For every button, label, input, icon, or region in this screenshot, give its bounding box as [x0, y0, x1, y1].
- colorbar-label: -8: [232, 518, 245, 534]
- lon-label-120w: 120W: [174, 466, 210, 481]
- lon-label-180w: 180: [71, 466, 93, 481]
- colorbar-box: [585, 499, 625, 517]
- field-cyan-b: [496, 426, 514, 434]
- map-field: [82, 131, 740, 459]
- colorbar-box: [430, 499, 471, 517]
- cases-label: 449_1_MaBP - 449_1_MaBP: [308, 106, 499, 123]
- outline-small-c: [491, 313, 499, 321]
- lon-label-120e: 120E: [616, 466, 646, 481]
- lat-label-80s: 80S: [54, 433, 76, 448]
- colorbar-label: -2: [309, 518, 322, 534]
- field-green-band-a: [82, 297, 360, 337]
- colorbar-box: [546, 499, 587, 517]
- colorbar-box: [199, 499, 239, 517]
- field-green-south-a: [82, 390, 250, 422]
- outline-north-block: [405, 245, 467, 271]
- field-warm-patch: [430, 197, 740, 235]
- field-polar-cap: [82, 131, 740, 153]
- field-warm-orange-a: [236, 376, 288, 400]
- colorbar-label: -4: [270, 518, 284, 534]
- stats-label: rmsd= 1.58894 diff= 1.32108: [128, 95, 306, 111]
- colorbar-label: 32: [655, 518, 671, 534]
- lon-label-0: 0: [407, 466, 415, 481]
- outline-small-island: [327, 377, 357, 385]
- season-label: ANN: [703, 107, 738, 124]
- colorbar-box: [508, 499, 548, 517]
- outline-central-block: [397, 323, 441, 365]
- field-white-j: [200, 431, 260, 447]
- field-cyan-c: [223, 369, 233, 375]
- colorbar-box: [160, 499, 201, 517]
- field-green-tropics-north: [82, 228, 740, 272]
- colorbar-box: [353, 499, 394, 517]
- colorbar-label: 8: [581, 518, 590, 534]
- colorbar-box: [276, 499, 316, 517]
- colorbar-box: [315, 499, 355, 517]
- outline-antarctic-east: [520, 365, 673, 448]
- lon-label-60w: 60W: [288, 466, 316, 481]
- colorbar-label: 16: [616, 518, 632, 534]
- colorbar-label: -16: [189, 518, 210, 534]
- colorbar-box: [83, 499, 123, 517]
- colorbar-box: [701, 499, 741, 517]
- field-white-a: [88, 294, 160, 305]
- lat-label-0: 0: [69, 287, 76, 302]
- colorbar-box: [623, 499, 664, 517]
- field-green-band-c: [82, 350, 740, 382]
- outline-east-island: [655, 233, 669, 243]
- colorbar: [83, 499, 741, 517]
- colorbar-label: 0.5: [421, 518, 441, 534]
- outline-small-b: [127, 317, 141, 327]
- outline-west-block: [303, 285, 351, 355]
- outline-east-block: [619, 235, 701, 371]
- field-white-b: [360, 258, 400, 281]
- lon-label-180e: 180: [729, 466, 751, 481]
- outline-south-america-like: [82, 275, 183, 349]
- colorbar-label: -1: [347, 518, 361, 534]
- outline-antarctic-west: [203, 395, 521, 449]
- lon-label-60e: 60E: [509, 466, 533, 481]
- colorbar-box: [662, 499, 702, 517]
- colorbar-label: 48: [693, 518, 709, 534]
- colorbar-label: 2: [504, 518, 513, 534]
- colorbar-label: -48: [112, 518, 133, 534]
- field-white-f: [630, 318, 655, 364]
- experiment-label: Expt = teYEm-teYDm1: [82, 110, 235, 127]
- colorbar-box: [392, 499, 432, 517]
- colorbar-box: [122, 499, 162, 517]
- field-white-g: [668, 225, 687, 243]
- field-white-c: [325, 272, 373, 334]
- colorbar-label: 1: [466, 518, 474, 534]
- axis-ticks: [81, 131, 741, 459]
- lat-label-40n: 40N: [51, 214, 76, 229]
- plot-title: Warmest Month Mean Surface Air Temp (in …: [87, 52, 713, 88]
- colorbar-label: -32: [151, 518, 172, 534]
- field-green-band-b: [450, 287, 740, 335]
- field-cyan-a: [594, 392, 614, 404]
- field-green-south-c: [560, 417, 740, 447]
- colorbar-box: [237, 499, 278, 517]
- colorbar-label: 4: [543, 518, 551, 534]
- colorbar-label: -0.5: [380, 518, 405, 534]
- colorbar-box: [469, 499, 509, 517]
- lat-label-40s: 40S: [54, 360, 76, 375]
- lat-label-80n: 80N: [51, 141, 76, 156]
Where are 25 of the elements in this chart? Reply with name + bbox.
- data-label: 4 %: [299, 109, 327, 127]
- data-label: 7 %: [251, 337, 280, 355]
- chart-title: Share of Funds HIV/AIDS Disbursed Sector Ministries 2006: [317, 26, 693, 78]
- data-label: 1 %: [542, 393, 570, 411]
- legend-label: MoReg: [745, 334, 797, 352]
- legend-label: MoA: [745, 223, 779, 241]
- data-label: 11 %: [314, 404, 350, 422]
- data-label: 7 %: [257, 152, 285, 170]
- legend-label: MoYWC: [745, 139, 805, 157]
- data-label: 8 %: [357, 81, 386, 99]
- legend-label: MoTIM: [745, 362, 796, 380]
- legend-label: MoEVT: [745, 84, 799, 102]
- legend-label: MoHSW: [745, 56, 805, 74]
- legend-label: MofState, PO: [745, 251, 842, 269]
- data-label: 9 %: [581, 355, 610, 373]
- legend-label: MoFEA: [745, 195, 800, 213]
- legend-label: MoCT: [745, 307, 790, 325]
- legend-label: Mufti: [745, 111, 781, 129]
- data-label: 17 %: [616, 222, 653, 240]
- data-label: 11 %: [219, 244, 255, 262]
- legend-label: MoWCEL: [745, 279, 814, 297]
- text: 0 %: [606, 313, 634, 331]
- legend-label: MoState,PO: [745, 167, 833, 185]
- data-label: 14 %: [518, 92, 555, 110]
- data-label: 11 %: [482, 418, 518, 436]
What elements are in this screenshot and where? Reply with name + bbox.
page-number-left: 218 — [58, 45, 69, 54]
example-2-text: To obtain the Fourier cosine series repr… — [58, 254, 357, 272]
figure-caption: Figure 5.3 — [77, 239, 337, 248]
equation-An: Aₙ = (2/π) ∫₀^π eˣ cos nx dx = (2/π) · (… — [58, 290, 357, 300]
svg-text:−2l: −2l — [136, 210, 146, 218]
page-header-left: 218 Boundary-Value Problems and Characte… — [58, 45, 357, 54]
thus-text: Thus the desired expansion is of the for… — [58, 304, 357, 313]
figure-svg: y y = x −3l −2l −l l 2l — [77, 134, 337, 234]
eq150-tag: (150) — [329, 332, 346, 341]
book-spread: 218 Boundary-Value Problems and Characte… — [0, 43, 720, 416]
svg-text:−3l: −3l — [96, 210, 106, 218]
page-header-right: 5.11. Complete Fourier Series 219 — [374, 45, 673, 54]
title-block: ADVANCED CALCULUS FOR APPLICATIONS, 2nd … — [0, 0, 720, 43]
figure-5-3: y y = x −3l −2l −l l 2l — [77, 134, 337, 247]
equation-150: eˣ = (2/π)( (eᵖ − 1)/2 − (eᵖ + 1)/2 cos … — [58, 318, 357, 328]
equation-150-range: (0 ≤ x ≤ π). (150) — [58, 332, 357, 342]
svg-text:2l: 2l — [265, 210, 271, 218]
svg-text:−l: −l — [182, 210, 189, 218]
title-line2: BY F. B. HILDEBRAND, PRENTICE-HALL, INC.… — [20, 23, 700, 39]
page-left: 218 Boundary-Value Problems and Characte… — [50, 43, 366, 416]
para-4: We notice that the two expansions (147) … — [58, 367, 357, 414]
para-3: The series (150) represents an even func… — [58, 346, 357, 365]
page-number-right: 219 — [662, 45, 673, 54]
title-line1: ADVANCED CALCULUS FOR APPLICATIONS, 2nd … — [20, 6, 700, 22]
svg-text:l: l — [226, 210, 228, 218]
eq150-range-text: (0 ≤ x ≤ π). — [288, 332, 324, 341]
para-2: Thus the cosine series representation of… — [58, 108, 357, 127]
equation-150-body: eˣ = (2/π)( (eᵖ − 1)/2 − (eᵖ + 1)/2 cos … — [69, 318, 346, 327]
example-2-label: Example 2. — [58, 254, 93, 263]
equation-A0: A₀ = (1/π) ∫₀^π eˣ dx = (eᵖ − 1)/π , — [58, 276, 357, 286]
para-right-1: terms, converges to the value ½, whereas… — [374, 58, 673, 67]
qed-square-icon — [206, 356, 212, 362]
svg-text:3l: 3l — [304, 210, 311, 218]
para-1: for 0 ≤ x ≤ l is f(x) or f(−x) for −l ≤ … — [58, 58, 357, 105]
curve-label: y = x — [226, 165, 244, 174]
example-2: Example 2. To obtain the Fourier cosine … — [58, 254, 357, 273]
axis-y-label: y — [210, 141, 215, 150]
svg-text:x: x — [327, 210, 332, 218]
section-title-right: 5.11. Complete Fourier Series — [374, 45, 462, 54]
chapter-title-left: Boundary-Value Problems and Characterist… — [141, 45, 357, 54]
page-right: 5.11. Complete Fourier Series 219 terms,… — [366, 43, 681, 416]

————————

Reproduce word for word the data from its first line through the line containing "- field-warm-patch: [430, 197, 740, 235]", including both of those lines.

■ FULL SOLUTION:
For every button, label, input, icon, or region in this screenshot, give its bounding box as [x0, y0, x1, y1].
- colorbar-label: -8: [232, 518, 245, 534]
- lon-label-120w: 120W: [174, 466, 210, 481]
- lon-label-180w: 180: [71, 466, 93, 481]
- colorbar-box: [585, 499, 625, 517]
- field-cyan-b: [496, 426, 514, 434]
- map-field: [82, 131, 740, 459]
- colorbar-box: [430, 499, 471, 517]
- cases-label: 449_1_MaBP - 449_1_MaBP: [308, 106, 499, 123]
- outline-small-c: [491, 313, 499, 321]
- lon-label-120e: 120E: [616, 466, 646, 481]
- lat-label-80s: 80S: [54, 433, 76, 448]
- colorbar-label: -2: [309, 518, 322, 534]
- field-green-band-a: [82, 297, 360, 337]
- colorbar-box: [546, 499, 587, 517]
- colorbar-box: [199, 499, 239, 517]
- field-green-south-a: [82, 390, 250, 422]
- outline-north-block: [405, 245, 467, 271]
- field-warm-patch: [430, 197, 740, 235]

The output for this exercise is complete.